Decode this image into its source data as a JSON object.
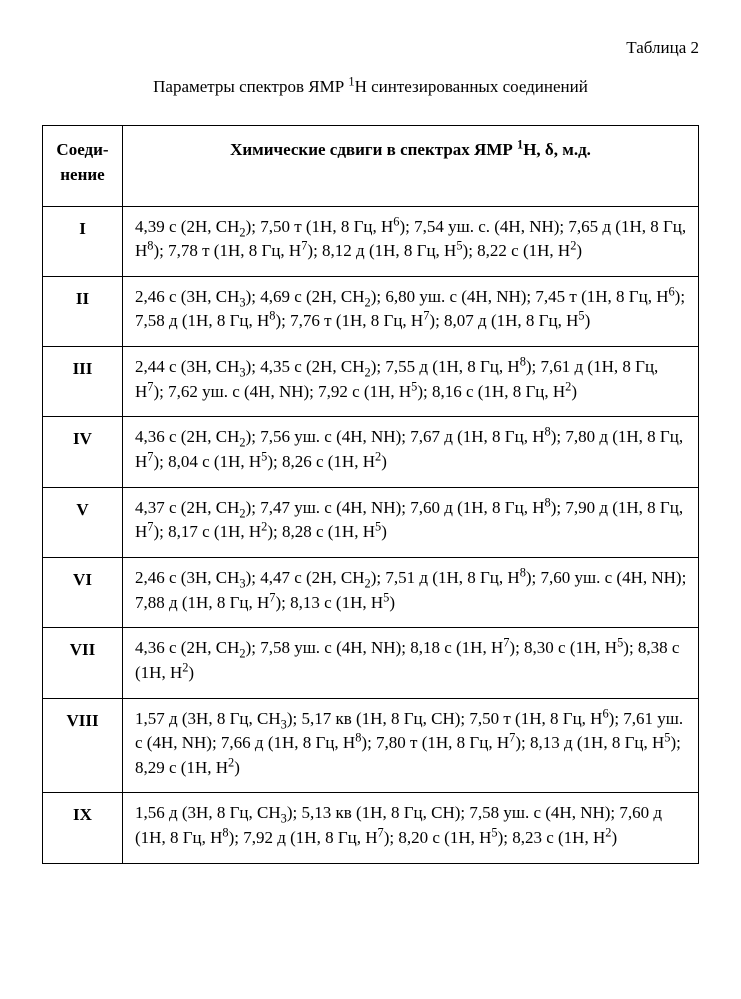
{
  "table_label": "Таблица 2",
  "caption_html": "Параметры спектров ЯМР <sup>1</sup>Н синтезированных соединений",
  "headers": {
    "compound_html": "Соеди-<br>нение",
    "shifts_html": "Химические сдвиги в спектрах ЯМР <sup>1</sup>Н, δ, м.д."
  },
  "rows": [
    {
      "compound": "I",
      "shifts_html": "4,39 с (2Н, CH<sub>2</sub>); 7,50 т (1Н, 8 Гц, H<sup>6</sup>); 7,54 уш. с. (4Н, NH); 7,65 д (1Н, 8 Гц, H<sup>8</sup>); 7,78 т (1Н, 8 Гц, H<sup>7</sup>); 8,12 д (1Н, 8 Гц, H<sup>5</sup>); 8,22 с (1Н, H<sup>2</sup>)"
    },
    {
      "compound": "II",
      "shifts_html": "2,46 с (3Н, CH<sub>3</sub>); 4,69 с (2Н, CH<sub>2</sub>); 6,80 уш. с (4Н, NH); 7,45 т (1Н, 8 Гц, H<sup>6</sup>); 7,58 д (1Н, 8 Гц, H<sup>8</sup>); 7,76 т (1Н, 8 Гц, H<sup>7</sup>); 8,07 д (1Н, 8 Гц, H<sup>5</sup>)"
    },
    {
      "compound": "III",
      "shifts_html": "2,44 с (3Н, CH<sub>3</sub>); 4,35 с (2Н, CH<sub>2</sub>); 7,55 д (1Н, 8 Гц, H<sup>8</sup>); 7,61 д (1Н, 8 Гц, H<sup>7</sup>); 7,62 уш. с (4Н, NH); 7,92 с (1Н, H<sup>5</sup>); 8,16 с (1Н, 8 Гц, H<sup>2</sup>)"
    },
    {
      "compound": "IV",
      "shifts_html": "4,36 с (2Н, CH<sub>2</sub>); 7,56 уш. с (4Н, NH); 7,67 д (1Н, 8 Гц, H<sup>8</sup>); 7,80 д (1Н, 8 Гц, H<sup>7</sup>); 8,04 с (1Н, H<sup>5</sup>); 8,26 с (1Н, H<sup>2</sup>)"
    },
    {
      "compound": "V",
      "shifts_html": "4,37 с (2Н, CH<sub>2</sub>); 7,47 уш. с (4Н, NH); 7,60 д (1Н, 8 Гц, H<sup>8</sup>); 7,90 д (1Н, 8 Гц, H<sup>7</sup>); 8,17 с (1Н, H<sup>2</sup>); 8,28 с (1Н, H<sup>5</sup>)"
    },
    {
      "compound": "VI",
      "shifts_html": "2,46 с (3Н, CH<sub>3</sub>); 4,47 с (2Н, CH<sub>2</sub>); 7,51 д (1Н, 8 Гц, H<sup>8</sup>); 7,60 уш. с (4Н, NH); 7,88 д (1Н, 8 Гц, H<sup>7</sup>); 8,13 с (1Н, H<sup>5</sup>)"
    },
    {
      "compound": "VII",
      "shifts_html": "4,36 с (2Н, CH<sub>2</sub>); 7,58 уш. с (4Н, NH); 8,18 с (1Н, H<sup>7</sup>); 8,30 с (1Н, H<sup>5</sup>); 8,38 с (1Н, H<sup>2</sup>)"
    },
    {
      "compound": "VIII",
      "shifts_html": "1,57 д (3Н, 8 Гц, CH<sub>3</sub>); 5,17 кв (1Н, 8 Гц, CH); 7,50 т (1Н, 8 Гц, H<sup>6</sup>); 7,61 уш. с (4Н, NH); 7,66 д (1Н, 8 Гц, H<sup>8</sup>); 7,80 т (1Н, 8 Гц, H<sup>7</sup>); 8,13 д (1Н, 8 Гц, H<sup>5</sup>); 8,29 с (1Н, H<sup>2</sup>)"
    },
    {
      "compound": "IX",
      "shifts_html": "1,56 д (3Н, 8 Гц, CH<sub>3</sub>); 5,13 кв (1Н, 8 Гц, CH); 7,58 уш. с (4Н, NH); 7,60 д (1Н, 8 Гц, H<sup>8</sup>); 7,92 д (1Н, 8 Гц, H<sup>7</sup>); 8,20 с (1Н, H<sup>5</sup>); 8,23 с (1Н, H<sup>2</sup>)"
    }
  ]
}
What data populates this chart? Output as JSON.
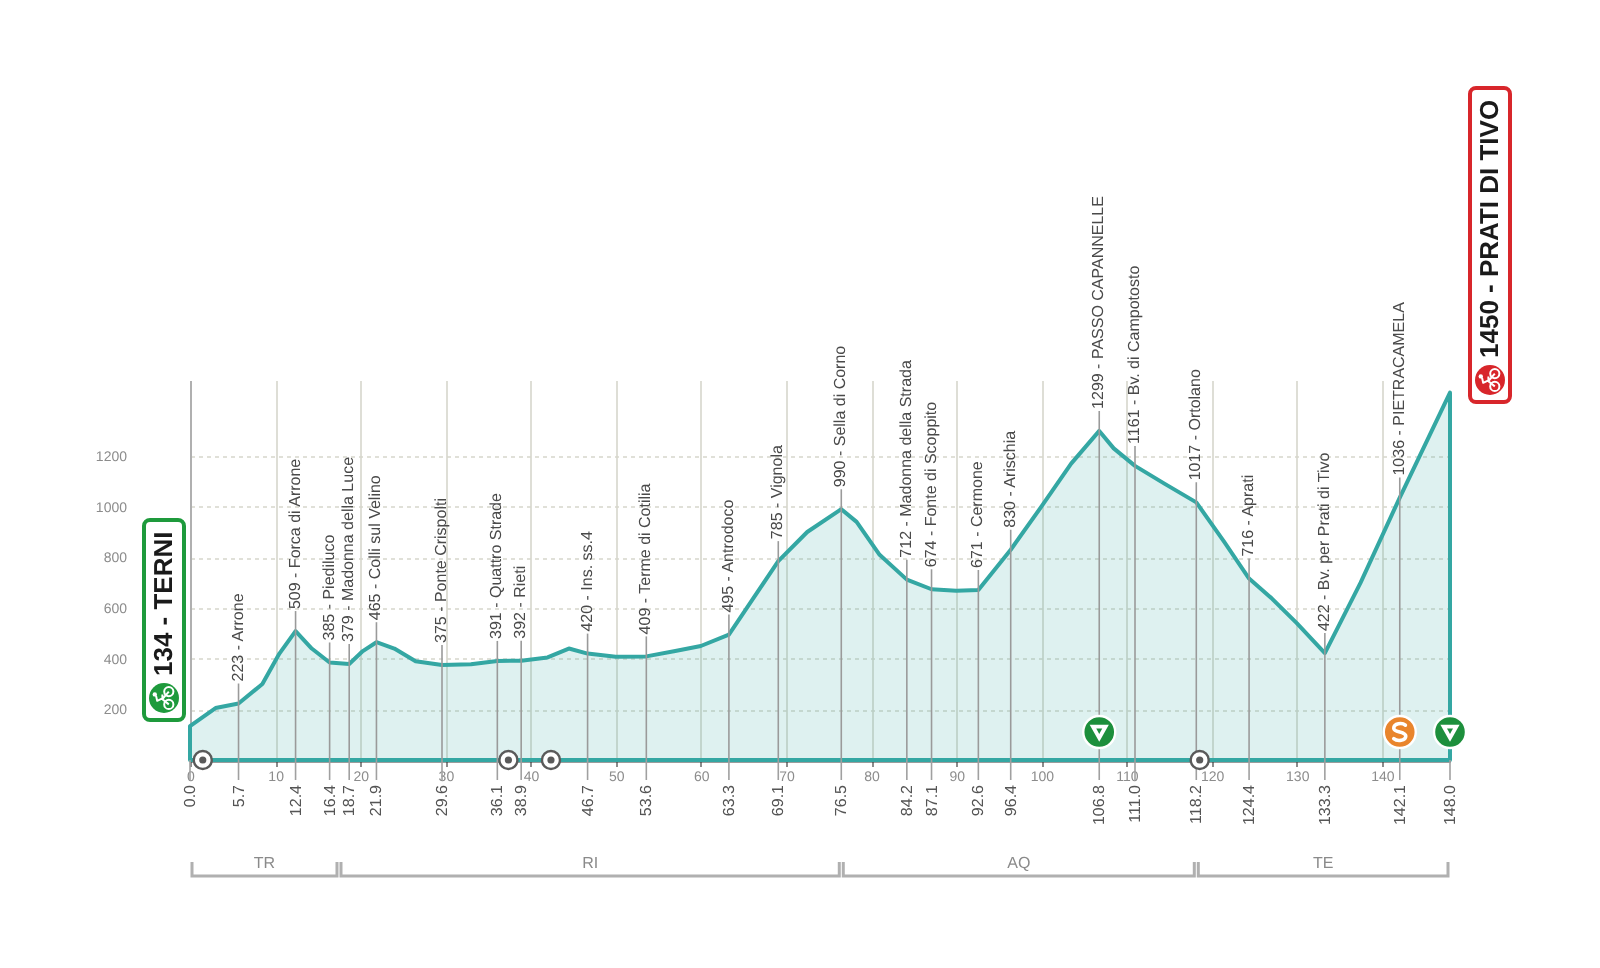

■ ■ ■ ■ ■ ■ ■

Set out every line from the material that contains the string "JSON".

■ **Complete output**
Decode this image into its source data as a JSON object.
What data populates this chart? Output as JSON.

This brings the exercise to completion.